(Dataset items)
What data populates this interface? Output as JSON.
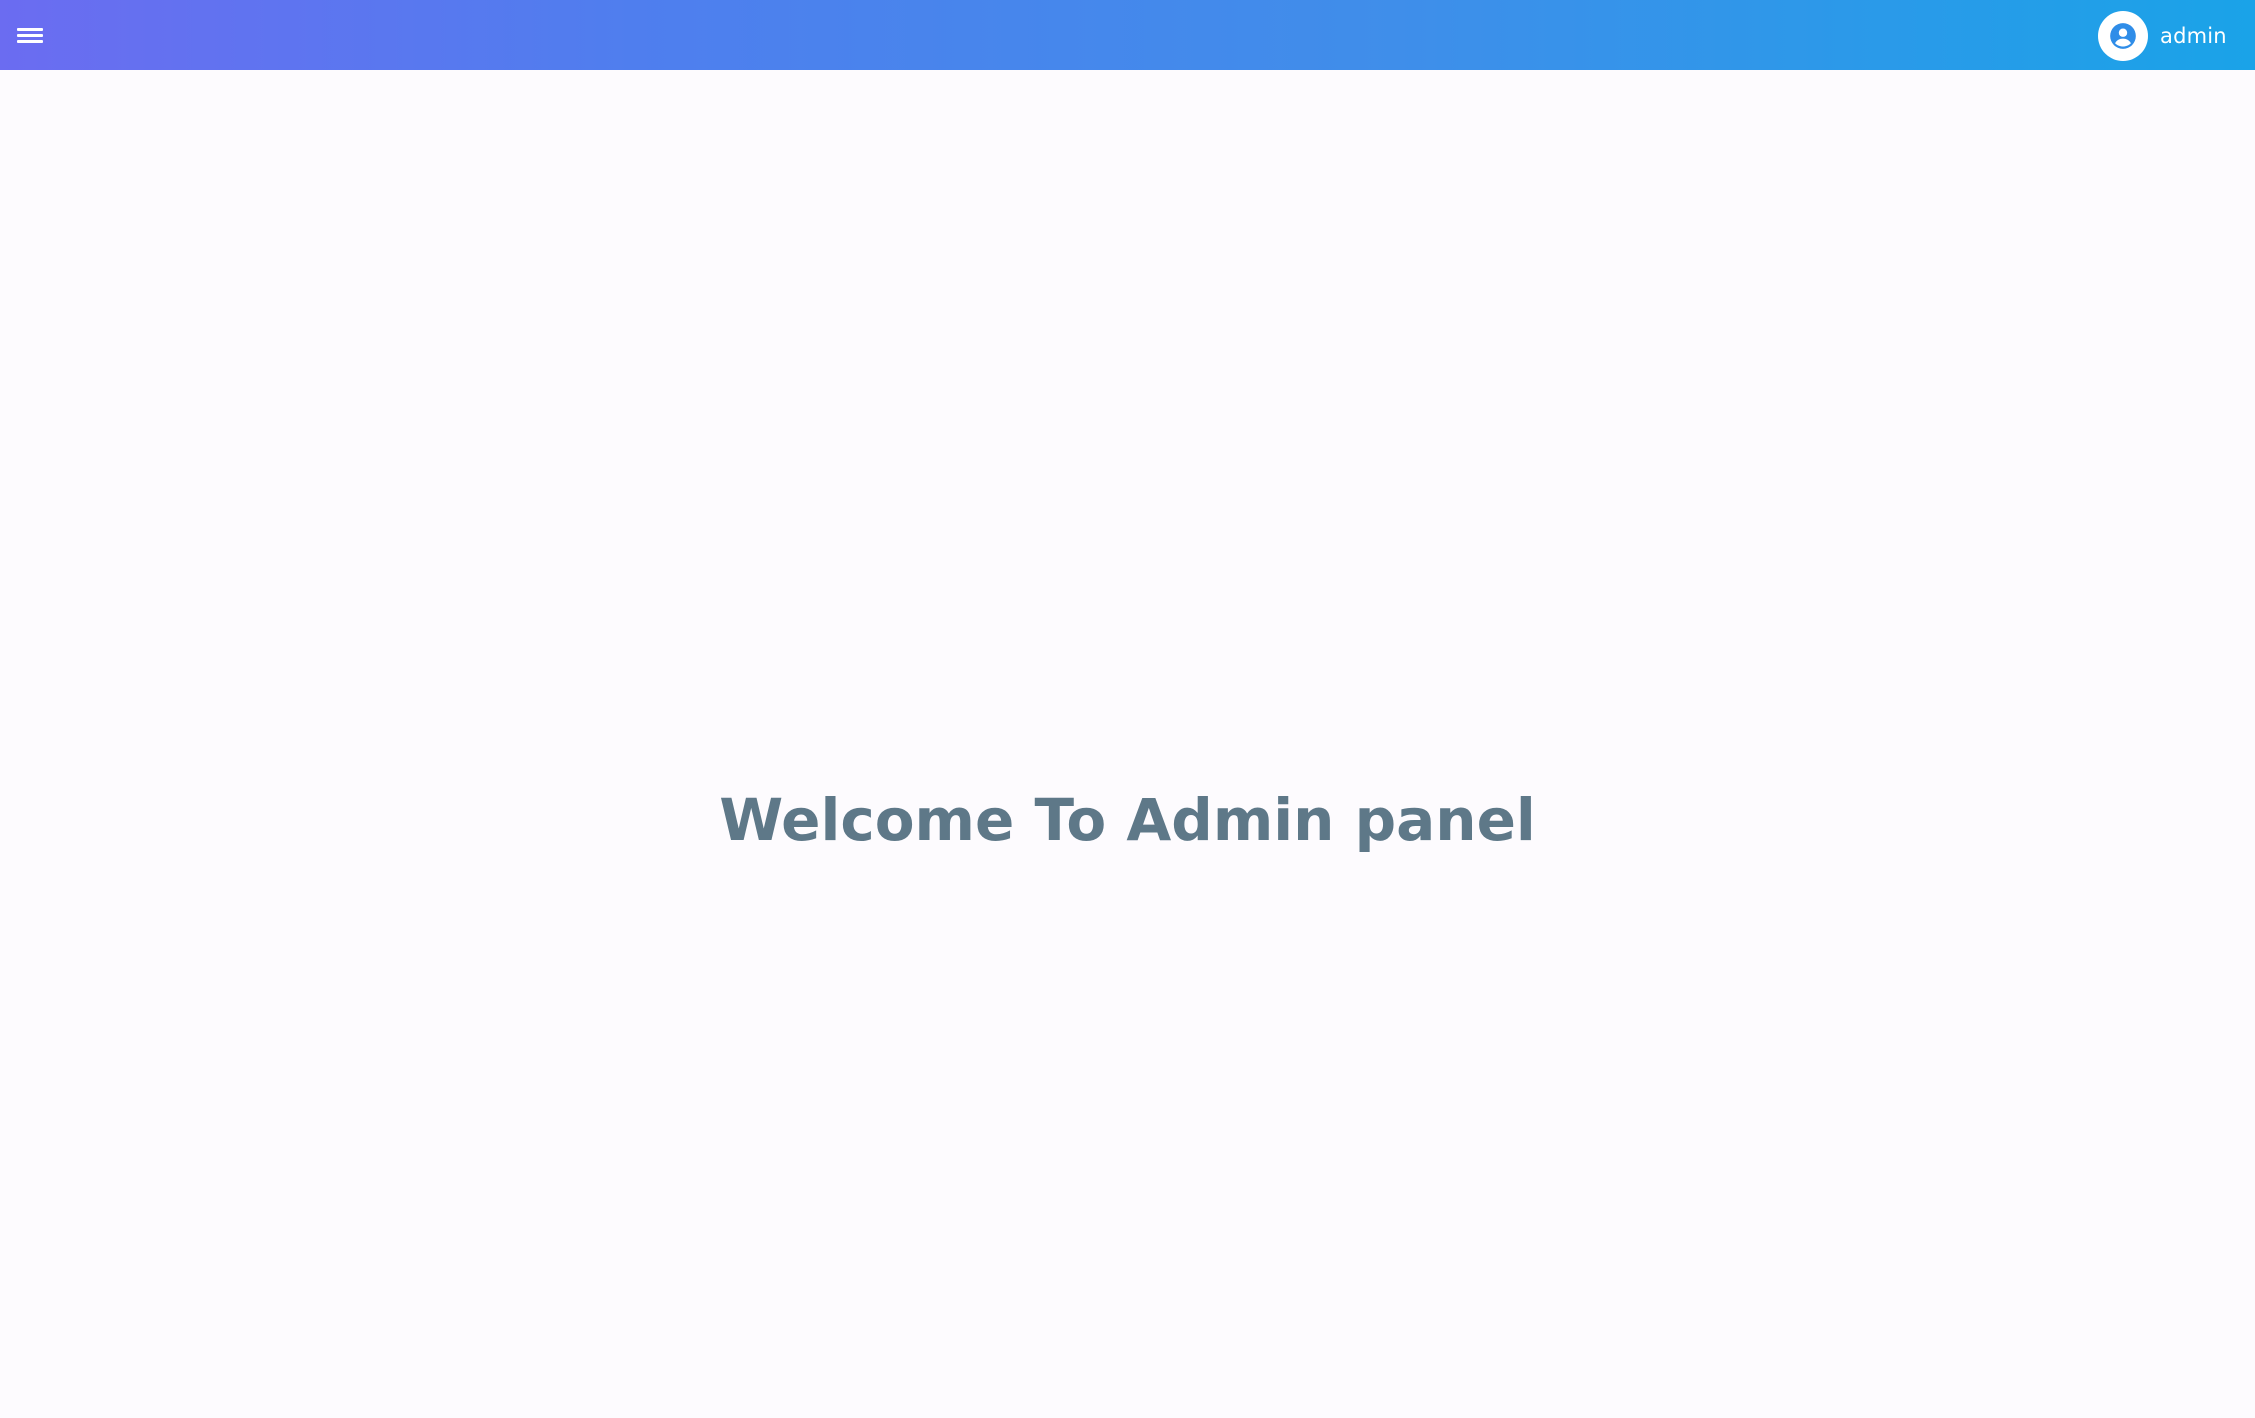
{
  "header": {
    "menu_icon": "hamburger-menu-icon",
    "user": {
      "avatar_icon": "account-circle-icon",
      "name": "admin"
    },
    "colors": {
      "gradient_start": "#6b6cf1",
      "gradient_end": "#1aa3e8"
    }
  },
  "main": {
    "welcome_text": "Welcome To Admin panel",
    "text_color": "#5e7888",
    "background": "#fdfbfe"
  }
}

Do this>
Give the entries again word for word, but skip the pictures.

Output for this exercise>
What data populates this interface? Output as JSON.
{
  "header": {
    "menu_icon": "hamburger-menu-icon",
    "user": {
      "avatar_icon": "account-circle-icon",
      "name": "admin"
    },
    "colors": {
      "gradient_start": "#6b6cf1",
      "gradient_end": "#1aa3e8"
    }
  },
  "main": {
    "welcome_text": "Welcome To Admin panel",
    "text_color": "#5e7888",
    "background": "#fdfbfe"
  }
}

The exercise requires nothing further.